§ **BRIEF**:
Look through the data for the string "время". Copy every line where it is found.

====== ENTRIES PROVIDED ======

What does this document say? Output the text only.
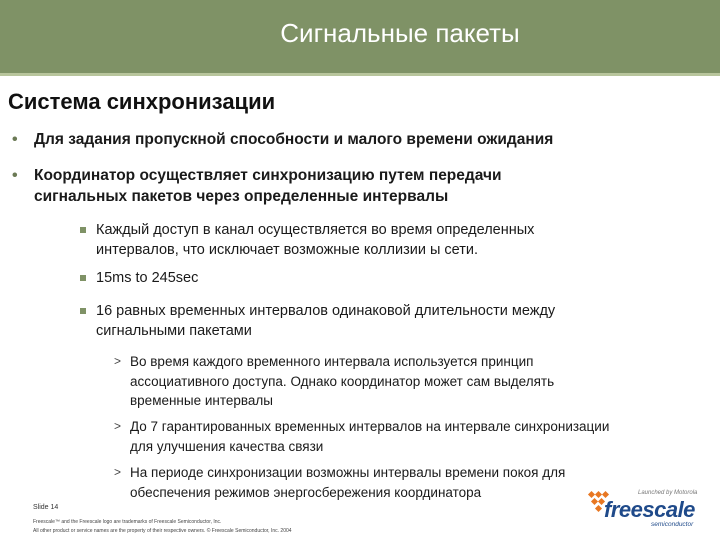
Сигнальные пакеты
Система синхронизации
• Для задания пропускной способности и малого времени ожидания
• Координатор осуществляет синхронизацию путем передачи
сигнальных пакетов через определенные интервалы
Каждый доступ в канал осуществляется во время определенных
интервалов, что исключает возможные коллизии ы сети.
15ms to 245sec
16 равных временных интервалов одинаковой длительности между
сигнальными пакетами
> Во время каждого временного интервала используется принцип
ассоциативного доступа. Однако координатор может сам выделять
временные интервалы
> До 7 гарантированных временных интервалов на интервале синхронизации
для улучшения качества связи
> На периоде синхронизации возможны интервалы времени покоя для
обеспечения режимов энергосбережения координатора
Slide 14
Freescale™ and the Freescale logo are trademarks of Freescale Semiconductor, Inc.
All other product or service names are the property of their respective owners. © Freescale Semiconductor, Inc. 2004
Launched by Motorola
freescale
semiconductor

======
====== ENTRIES PROVIDED ======

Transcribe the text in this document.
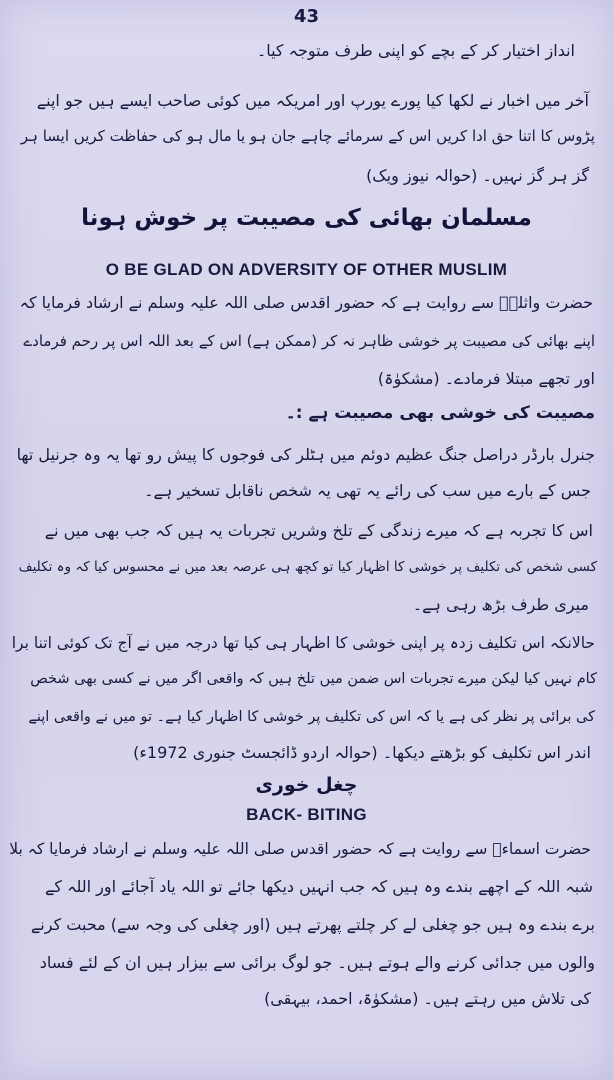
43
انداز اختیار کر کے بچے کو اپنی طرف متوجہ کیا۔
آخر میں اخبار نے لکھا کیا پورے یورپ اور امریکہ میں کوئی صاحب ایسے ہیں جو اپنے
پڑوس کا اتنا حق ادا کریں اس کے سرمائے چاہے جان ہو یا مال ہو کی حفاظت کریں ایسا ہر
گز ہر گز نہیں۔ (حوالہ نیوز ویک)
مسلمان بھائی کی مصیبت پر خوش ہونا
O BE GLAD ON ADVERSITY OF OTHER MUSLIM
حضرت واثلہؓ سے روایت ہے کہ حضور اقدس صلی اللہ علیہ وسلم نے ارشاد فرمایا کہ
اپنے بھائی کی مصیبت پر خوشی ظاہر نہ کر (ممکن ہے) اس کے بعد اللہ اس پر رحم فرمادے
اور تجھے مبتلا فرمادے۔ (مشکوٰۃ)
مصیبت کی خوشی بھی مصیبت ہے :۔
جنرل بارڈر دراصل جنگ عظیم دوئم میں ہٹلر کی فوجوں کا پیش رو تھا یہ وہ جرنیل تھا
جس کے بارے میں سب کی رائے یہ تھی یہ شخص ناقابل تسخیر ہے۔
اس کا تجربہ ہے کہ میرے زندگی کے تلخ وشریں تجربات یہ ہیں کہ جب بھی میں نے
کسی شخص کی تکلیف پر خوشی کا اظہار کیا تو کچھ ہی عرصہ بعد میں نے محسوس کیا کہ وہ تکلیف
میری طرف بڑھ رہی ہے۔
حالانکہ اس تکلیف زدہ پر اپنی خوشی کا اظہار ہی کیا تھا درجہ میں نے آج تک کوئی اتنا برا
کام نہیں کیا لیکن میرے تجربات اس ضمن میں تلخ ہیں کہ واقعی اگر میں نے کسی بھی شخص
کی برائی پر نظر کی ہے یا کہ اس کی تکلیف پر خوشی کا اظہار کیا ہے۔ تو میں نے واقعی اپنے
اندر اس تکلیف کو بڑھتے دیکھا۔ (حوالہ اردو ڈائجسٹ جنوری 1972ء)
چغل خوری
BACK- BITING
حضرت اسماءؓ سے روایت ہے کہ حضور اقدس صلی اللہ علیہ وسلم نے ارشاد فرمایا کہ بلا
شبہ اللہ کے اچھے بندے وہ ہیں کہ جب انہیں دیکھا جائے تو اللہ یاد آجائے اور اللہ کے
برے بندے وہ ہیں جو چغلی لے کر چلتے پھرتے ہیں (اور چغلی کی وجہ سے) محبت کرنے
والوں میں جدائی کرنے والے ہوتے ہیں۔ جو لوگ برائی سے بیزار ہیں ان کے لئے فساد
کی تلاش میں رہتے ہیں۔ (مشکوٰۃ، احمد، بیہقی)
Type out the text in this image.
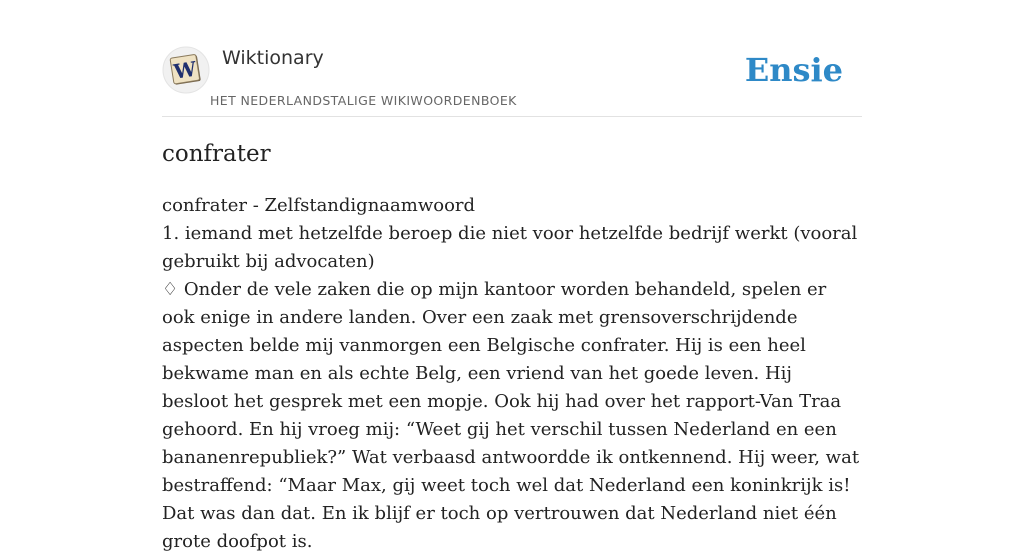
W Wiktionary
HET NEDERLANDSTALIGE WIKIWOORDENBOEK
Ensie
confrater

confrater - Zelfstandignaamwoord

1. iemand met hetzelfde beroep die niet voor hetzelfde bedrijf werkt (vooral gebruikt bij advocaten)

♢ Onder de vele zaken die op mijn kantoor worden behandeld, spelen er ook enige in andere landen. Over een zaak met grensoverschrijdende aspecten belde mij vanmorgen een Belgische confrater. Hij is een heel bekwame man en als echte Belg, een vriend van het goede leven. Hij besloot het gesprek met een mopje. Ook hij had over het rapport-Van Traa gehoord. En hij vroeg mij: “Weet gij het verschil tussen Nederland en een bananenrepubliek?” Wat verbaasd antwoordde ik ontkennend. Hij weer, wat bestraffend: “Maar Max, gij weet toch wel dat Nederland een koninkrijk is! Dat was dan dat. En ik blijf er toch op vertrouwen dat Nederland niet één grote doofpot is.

======

§ **SOLUTION TO THIS PROBLEM**:
Каждый доступ в канал осуществляется во время определенных
> Во время каждого временного интервала используется принцип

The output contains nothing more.